Could you give the data below again, exactly and completely?

+---+

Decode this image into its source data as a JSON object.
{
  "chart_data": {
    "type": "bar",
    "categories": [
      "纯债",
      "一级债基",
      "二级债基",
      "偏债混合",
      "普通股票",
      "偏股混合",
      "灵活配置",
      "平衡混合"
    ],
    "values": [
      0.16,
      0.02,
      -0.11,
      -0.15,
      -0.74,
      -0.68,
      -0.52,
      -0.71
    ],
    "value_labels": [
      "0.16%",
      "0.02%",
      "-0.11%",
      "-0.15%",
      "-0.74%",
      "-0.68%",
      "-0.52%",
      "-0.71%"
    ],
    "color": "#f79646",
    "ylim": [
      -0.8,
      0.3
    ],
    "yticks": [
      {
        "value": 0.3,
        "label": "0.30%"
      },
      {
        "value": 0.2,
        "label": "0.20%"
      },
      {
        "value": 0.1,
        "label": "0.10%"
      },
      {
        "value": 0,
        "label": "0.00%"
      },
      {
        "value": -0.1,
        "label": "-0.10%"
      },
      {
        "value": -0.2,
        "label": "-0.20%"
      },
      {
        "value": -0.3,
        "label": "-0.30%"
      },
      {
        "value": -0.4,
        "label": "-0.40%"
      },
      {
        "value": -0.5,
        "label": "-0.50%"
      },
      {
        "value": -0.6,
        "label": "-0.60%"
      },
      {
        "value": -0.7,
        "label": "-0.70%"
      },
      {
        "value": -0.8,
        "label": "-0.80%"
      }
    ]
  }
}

+---+

__PROBLEM SOLUTION__:
Decode this image into its source data as a JSON object.
{
  "chart_data": {
    "type": "bar",
    "categories": [
      "纯债",
      "一级债基",
      "二级债基",
      "偏债混合",
      "普通股票",
      "偏股混合",
      "灵活配置",
      "平衡混合"
    ],
    "values": [
      0.16,
      0.02,
      -0.11,
      -0.15,
      -0.74,
      -0.68,
      -0.52,
      -0.71
    ],
    "value_labels": [
      "0.16%",
      "0.02%",
      "-0.11%",
      "-0.15%",
      "-0.74%",
      "-0.68%",
      "-0.52%",
      "-0.71%"
    ],
    "color": "#f79646",
    "ylim": [
      -0.8,
      0.3
    ],
    "yticks": [
      {
        "value": 0.3,
        "label": "0.30%"
      },
      {
        "value": 0.2,
        "label": "0.20%"
      },
      {
        "value": 0.1,
        "label": "0.10%"
      },
      {
        "value": 0,
        "label": "0.00%"
      },
      {
        "value": -0.1,
        "label": "-0.10%"
      },
      {
        "value": -0.2,
        "label": "-0.20%"
      },
      {
        "value": -0.3,
        "label": "-0.30%"
      },
      {
        "value": -0.4,
        "label": "-0.40%"
      },
      {
        "value": -0.5,
        "label": "-0.50%"
      },
      {
        "value": -0.6,
        "label": "-0.60%"
      },
      {
        "value": -0.7,
        "label": "-0.70%"
      },
      {
        "value": -0.8,
        "label": "-0.80%"
      }
    ]
  }
}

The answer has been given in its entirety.